[start GIVEN RECORDS]

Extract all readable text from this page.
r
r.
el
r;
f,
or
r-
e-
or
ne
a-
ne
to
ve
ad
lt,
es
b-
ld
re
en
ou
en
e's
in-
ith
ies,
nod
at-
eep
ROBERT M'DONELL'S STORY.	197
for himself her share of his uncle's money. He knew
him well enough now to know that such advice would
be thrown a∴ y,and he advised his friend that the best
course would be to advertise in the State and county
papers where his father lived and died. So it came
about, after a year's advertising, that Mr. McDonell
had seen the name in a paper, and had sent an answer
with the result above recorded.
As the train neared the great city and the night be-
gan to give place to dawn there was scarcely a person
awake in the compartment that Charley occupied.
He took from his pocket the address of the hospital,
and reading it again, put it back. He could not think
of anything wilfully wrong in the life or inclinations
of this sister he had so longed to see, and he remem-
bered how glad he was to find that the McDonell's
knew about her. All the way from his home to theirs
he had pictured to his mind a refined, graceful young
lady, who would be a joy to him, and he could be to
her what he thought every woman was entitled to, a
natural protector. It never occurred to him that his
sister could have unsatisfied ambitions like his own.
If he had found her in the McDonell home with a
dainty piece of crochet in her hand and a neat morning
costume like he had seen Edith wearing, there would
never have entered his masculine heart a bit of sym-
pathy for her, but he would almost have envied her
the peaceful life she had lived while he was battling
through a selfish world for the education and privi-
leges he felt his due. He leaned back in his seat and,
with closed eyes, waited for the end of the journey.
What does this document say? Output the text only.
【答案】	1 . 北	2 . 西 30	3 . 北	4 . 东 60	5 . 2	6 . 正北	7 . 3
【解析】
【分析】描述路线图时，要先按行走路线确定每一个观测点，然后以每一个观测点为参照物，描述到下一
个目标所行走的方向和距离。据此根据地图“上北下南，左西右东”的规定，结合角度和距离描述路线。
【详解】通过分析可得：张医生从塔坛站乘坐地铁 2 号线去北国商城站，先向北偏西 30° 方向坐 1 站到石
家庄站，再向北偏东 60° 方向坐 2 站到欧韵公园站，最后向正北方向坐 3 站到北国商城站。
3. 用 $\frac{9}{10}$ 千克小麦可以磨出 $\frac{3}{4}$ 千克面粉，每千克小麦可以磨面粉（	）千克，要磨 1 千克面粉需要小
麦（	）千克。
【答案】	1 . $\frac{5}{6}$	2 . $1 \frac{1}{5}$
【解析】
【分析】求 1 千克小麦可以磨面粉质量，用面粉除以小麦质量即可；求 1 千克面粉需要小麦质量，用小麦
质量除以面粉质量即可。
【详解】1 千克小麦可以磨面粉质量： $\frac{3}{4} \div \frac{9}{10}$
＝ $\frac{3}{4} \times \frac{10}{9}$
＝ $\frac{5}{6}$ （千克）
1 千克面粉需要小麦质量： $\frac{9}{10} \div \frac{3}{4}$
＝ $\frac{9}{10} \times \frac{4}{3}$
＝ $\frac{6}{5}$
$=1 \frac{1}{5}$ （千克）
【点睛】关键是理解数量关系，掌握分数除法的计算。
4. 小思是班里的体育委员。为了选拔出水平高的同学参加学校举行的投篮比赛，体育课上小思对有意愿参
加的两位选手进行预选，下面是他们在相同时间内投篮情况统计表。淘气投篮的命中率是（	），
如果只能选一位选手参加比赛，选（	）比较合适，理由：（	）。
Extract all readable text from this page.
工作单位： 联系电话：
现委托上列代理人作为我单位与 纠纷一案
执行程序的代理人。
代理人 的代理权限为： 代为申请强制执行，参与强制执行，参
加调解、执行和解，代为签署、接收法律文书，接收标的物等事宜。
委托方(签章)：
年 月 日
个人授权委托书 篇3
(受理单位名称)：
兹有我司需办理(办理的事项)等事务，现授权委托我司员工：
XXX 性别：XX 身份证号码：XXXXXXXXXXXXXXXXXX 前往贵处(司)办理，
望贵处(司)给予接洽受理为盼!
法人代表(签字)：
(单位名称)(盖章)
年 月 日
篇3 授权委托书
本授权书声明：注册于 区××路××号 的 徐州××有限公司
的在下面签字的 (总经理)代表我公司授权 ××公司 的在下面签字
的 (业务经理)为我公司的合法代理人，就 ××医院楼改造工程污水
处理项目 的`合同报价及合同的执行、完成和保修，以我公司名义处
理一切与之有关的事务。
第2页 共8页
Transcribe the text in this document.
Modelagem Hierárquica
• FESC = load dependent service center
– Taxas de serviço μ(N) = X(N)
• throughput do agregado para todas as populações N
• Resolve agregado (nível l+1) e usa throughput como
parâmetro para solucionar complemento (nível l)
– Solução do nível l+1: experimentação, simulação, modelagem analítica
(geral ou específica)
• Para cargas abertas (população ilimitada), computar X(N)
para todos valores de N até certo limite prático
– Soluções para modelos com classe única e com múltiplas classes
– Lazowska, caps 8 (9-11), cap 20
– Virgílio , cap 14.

[end GIVEN RECORDS]

:: SET EXERCISE ::
Reproduce each record shown above without altering a single word.

:: OUTPUT ::
Extract all readable text from this page.
r
r.
el
r;
f,
or
r-
e-
or
ne
a-
ne
to
ve
ad
lt,
es
b-
ld
re
en
ou
en
e's
in-
ith
ies,
nod
at-
eep
ROBERT M'DONELL'S STORY.	197
for himself her share of his uncle's money. He knew
him well enough now to know that such advice would
be thrown a∴ y,and he advised his friend that the best
course would be to advertise in the State and county
papers where his father lived and died. So it came
about, after a year's advertising, that Mr. McDonell
had seen the name in a paper, and had sent an answer
with the result above recorded.
As the train neared the great city and the night be-
gan to give place to dawn there was scarcely a person
awake in the compartment that Charley occupied.
He took from his pocket the address of the hospital,
and reading it again, put it back. He could not think
of anything wilfully wrong in the life or inclinations
of this sister he had so longed to see, and he remem-
bered how glad he was to find that the McDonell's
knew about her. All the way from his home to theirs
he had pictured to his mind a refined, graceful young
lady, who would be a joy to him, and he could be to
her what he thought every woman was entitled to, a
natural protector. It never occurred to him that his
sister could have unsatisfied ambitions like his own.
If he had found her in the McDonell home with a
dainty piece of crochet in her hand and a neat morning
costume like he had seen Edith wearing, there would
never have entered his masculine heart a bit of sym-
pathy for her, but he would almost have envied her
the peaceful life she had lived while he was battling
through a selfish world for the education and privi-
leges he felt his due. He leaned back in his seat and,
with closed eyes, waited for the end of the journey.
What does this document say? Output the text only.
【答案】	1 . 北	2 . 西 30	3 . 北	4 . 东 60	5 . 2	6 . 正北	7 . 3
【解析】
【分析】描述路线图时，要先按行走路线确定每一个观测点，然后以每一个观测点为参照物，描述到下一
个目标所行走的方向和距离。据此根据地图“上北下南，左西右东”的规定，结合角度和距离描述路线。
【详解】通过分析可得：张医生从塔坛站乘坐地铁 2 号线去北国商城站，先向北偏西 30° 方向坐 1 站到石
家庄站，再向北偏东 60° 方向坐 2 站到欧韵公园站，最后向正北方向坐 3 站到北国商城站。
3. 用 $\frac{9}{10}$ 千克小麦可以磨出 $\frac{3}{4}$ 千克面粉，每千克小麦可以磨面粉（	）千克，要磨 1 千克面粉需要小
麦（	）千克。
【答案】	1 . $\frac{5}{6}$	2 . $1 \frac{1}{5}$
【解析】
【分析】求 1 千克小麦可以磨面粉质量，用面粉除以小麦质量即可；求 1 千克面粉需要小麦质量，用小麦
质量除以面粉质量即可。
【详解】1 千克小麦可以磨面粉质量： $\frac{3}{4} \div \frac{9}{10}$
＝ $\frac{3}{4} \times \frac{10}{9}$
＝ $\frac{5}{6}$ （千克）
1 千克面粉需要小麦质量： $\frac{9}{10} \div \frac{3}{4}$
＝ $\frac{9}{10} \times \frac{4}{3}$
＝ $\frac{6}{5}$
$=1 \frac{1}{5}$ （千克）
【点睛】关键是理解数量关系，掌握分数除法的计算。
4. 小思是班里的体育委员。为了选拔出水平高的同学参加学校举行的投篮比赛，体育课上小思对有意愿参
加的两位选手进行预选，下面是他们在相同时间内投篮情况统计表。淘气投篮的命中率是（	），
如果只能选一位选手参加比赛，选（	）比较合适，理由：（	）。
Extract all readable text from this page.
工作单位： 联系电话：
现委托上列代理人作为我单位与 纠纷一案
执行程序的代理人。
代理人 的代理权限为： 代为申请强制执行，参与强制执行，参
加调解、执行和解，代为签署、接收法律文书，接收标的物等事宜。
委托方(签章)：
年 月 日
个人授权委托书 篇3
(受理单位名称)：
兹有我司需办理(办理的事项)等事务，现授权委托我司员工：
XXX 性别：XX 身份证号码：XXXXXXXXXXXXXXXXXX 前往贵处(司)办理，
望贵处(司)给予接洽受理为盼!
法人代表(签字)：
(单位名称)(盖章)
年 月 日
篇3 授权委托书
本授权书声明：注册于 区××路××号 的 徐州××有限公司
的在下面签字的 (总经理)代表我公司授权 ××公司 的在下面签字
的 (业务经理)为我公司的合法代理人，就 ××医院楼改造工程污水
处理项目 的`合同报价及合同的执行、完成和保修，以我公司名义处
理一切与之有关的事务。
第2页 共8页
Transcribe the text in this document.
Modelagem Hierárquica
• FESC = load dependent service center
– Taxas de serviço μ(N) = X(N)
• throughput do agregado para todas as populações N
• Resolve agregado (nível l+1) e usa throughput como
parâmetro para solucionar complemento (nível l)
– Solução do nível l+1: experimentação, simulação, modelagem analítica
(geral ou específica)
• Para cargas abertas (população ilimitada), computar X(N)
para todos valores de N até certo limite prático
– Soluções para modelos com classe única e com múltiplas classes
– Lazowska, caps 8 (9-11), cap 20
– Virgílio , cap 14.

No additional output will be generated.